- _What you should do_: Check every line below for the word "cumulativa" and copy the ones that have it.

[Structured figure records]
▼
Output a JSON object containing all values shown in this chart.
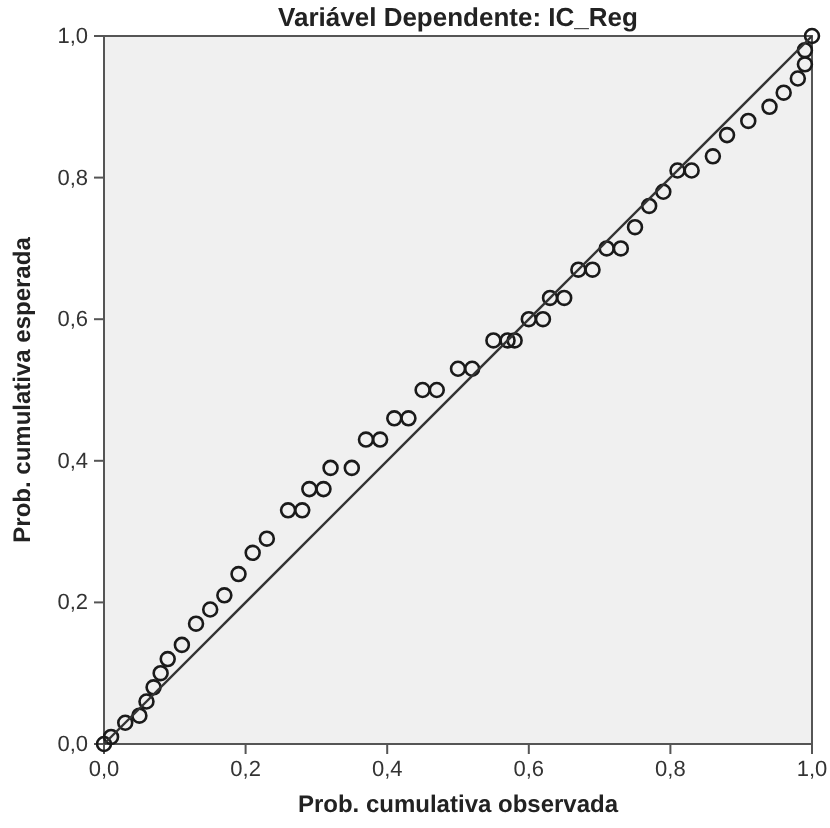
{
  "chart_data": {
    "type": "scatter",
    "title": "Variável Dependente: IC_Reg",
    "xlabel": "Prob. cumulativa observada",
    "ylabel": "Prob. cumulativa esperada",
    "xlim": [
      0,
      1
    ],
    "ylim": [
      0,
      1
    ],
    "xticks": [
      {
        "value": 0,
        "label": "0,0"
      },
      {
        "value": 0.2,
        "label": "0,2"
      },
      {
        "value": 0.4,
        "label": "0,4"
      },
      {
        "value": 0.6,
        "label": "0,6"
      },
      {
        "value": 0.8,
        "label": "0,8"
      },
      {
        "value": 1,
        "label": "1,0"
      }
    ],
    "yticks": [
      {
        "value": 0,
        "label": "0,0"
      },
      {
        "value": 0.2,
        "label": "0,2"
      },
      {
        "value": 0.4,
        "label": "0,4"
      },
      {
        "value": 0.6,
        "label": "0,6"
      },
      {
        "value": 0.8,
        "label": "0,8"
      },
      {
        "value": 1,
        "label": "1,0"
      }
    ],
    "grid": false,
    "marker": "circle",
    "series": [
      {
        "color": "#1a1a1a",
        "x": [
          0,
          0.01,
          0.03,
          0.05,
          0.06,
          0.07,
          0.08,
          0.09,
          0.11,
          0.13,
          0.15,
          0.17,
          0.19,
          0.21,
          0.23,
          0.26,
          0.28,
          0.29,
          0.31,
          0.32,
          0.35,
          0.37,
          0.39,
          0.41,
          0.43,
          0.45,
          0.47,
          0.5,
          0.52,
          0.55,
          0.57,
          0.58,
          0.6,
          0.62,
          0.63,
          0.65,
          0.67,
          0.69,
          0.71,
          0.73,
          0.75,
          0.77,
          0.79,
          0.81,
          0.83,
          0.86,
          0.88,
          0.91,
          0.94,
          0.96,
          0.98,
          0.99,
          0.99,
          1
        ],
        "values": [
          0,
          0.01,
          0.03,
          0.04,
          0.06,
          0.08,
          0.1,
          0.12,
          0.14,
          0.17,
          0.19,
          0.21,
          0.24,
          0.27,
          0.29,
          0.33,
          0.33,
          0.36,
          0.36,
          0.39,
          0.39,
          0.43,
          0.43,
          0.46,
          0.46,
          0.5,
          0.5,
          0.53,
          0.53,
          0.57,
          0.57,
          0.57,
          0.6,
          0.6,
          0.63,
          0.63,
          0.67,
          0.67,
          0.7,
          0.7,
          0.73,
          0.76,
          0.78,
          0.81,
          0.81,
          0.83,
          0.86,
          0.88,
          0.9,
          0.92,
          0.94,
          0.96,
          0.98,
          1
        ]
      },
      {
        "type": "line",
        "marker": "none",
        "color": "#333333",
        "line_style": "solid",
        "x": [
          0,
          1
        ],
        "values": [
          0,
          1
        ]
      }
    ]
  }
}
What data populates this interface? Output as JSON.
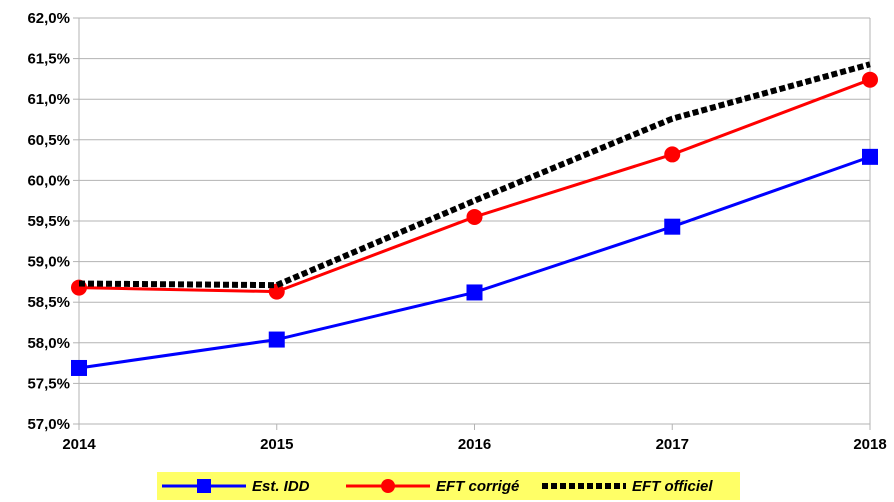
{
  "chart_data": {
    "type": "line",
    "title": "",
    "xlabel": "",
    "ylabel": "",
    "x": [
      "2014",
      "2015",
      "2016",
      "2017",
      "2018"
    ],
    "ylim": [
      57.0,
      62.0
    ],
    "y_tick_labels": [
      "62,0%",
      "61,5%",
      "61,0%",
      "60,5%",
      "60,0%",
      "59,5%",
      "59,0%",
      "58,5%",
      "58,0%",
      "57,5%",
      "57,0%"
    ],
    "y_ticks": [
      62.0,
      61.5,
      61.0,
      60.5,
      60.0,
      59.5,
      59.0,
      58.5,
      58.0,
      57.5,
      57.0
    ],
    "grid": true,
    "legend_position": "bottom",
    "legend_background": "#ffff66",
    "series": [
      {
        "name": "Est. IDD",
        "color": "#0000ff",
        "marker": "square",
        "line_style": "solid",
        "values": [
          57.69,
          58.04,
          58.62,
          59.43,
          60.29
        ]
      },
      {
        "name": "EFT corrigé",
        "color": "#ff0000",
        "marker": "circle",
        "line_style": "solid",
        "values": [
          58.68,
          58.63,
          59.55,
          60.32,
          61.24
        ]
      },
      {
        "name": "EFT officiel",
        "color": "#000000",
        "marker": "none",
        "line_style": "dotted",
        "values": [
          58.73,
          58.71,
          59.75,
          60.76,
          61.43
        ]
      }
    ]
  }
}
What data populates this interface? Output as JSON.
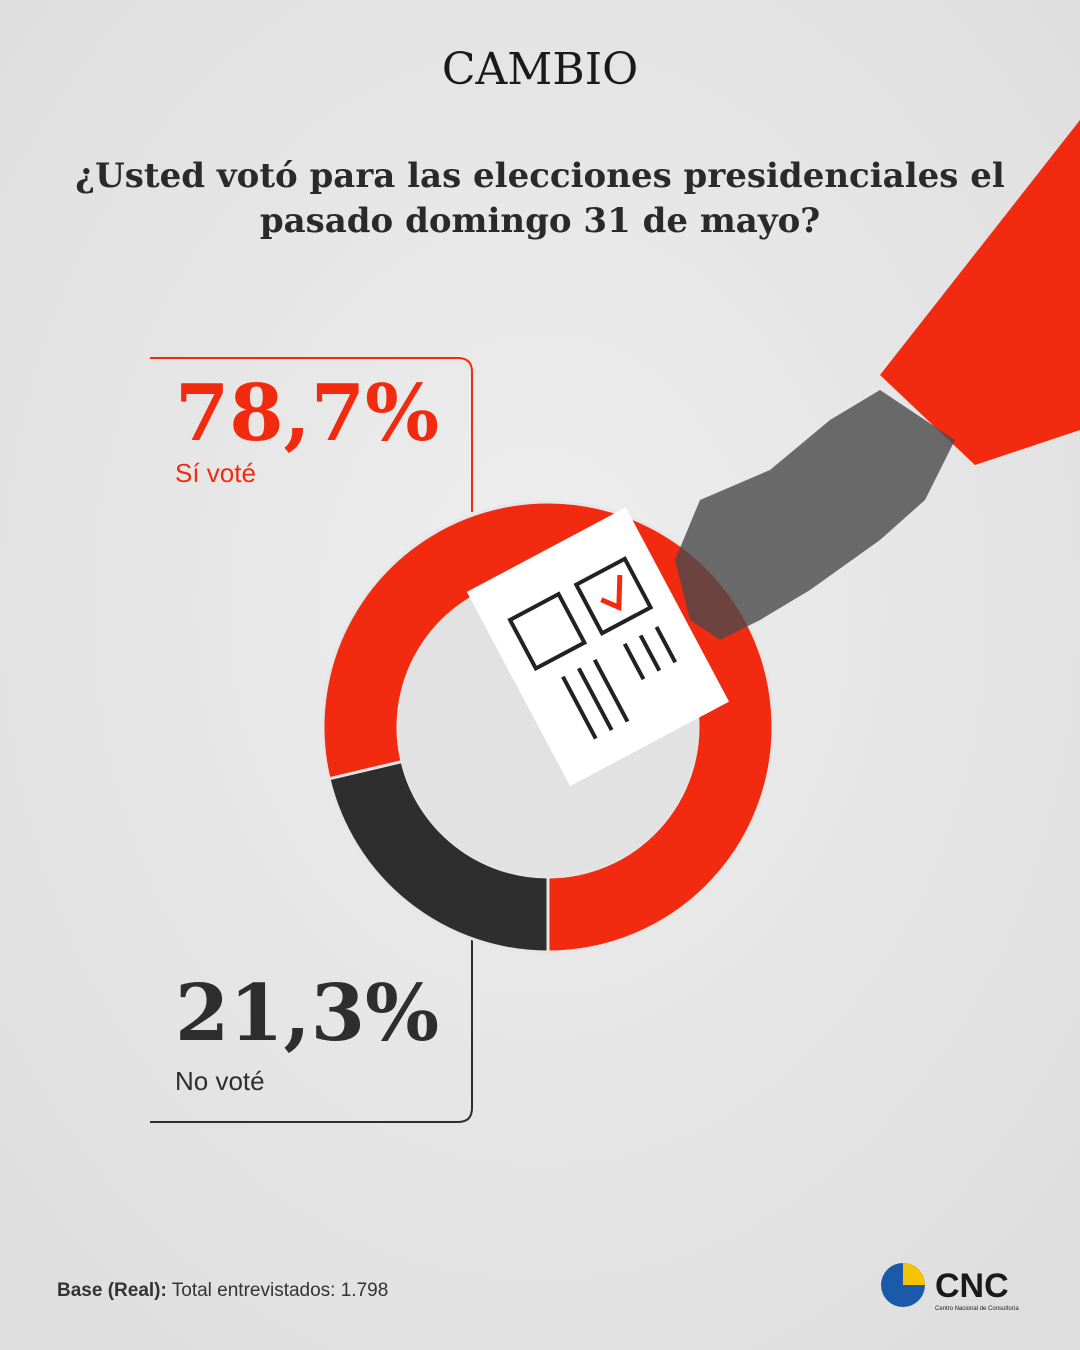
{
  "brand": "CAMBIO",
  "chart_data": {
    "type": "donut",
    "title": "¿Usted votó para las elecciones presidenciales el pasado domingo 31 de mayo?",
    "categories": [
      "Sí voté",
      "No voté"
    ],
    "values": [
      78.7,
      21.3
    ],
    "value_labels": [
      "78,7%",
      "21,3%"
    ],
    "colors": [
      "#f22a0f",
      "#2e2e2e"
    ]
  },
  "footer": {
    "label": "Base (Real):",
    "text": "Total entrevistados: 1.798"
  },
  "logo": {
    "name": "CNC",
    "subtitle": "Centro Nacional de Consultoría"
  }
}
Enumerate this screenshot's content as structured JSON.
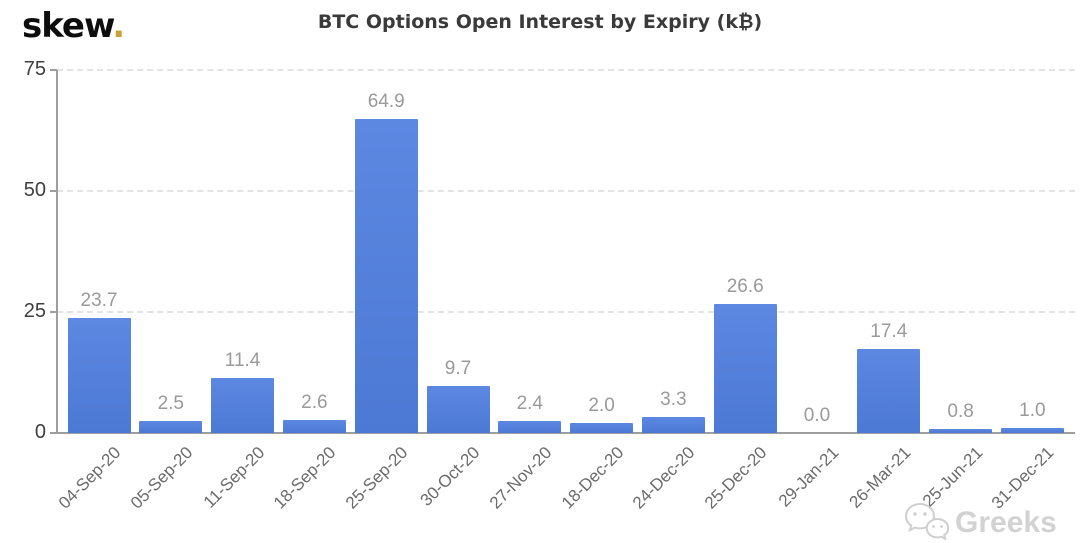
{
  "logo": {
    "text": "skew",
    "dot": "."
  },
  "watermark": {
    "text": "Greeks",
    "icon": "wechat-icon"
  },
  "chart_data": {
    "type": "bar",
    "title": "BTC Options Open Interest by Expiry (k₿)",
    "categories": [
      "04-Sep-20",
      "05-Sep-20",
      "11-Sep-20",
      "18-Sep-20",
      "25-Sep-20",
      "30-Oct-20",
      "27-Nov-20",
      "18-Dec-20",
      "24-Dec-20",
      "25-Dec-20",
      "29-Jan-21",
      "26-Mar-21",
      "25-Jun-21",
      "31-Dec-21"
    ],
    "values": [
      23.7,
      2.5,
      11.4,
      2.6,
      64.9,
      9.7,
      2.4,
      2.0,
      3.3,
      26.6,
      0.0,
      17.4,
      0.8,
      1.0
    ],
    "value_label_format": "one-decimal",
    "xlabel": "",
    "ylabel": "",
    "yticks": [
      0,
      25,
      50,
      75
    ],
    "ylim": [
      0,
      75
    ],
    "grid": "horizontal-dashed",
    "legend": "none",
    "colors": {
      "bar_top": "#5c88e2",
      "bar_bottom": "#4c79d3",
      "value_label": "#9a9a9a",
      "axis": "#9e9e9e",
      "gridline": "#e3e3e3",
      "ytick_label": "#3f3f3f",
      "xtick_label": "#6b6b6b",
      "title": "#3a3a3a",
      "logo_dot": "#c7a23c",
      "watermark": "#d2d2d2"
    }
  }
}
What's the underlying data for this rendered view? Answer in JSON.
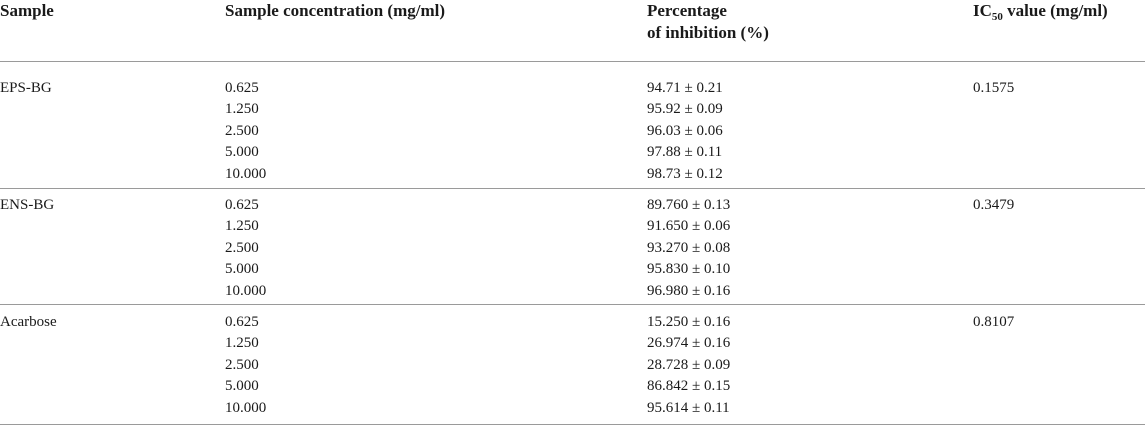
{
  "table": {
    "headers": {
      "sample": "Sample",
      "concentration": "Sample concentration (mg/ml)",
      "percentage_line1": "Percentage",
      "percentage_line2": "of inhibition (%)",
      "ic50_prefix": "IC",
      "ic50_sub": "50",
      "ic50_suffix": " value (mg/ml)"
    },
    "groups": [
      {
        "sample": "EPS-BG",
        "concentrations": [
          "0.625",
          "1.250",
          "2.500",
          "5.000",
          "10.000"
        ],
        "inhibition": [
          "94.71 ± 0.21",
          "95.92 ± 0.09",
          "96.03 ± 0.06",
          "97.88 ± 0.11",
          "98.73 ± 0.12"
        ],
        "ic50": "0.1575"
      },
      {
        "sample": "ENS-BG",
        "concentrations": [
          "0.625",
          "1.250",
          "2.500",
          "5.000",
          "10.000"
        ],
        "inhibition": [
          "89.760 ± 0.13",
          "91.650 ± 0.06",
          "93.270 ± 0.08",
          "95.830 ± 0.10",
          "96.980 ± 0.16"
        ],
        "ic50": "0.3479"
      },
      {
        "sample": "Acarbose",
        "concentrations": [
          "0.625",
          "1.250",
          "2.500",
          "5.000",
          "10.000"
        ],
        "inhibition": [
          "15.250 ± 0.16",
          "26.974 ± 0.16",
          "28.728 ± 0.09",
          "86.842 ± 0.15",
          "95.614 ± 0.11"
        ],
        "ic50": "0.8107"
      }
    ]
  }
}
▲
- _Correct response_:
    "xlabel": "Prob. cumulativa observada",
    "ylabel": "Prob. cumulativa esperada",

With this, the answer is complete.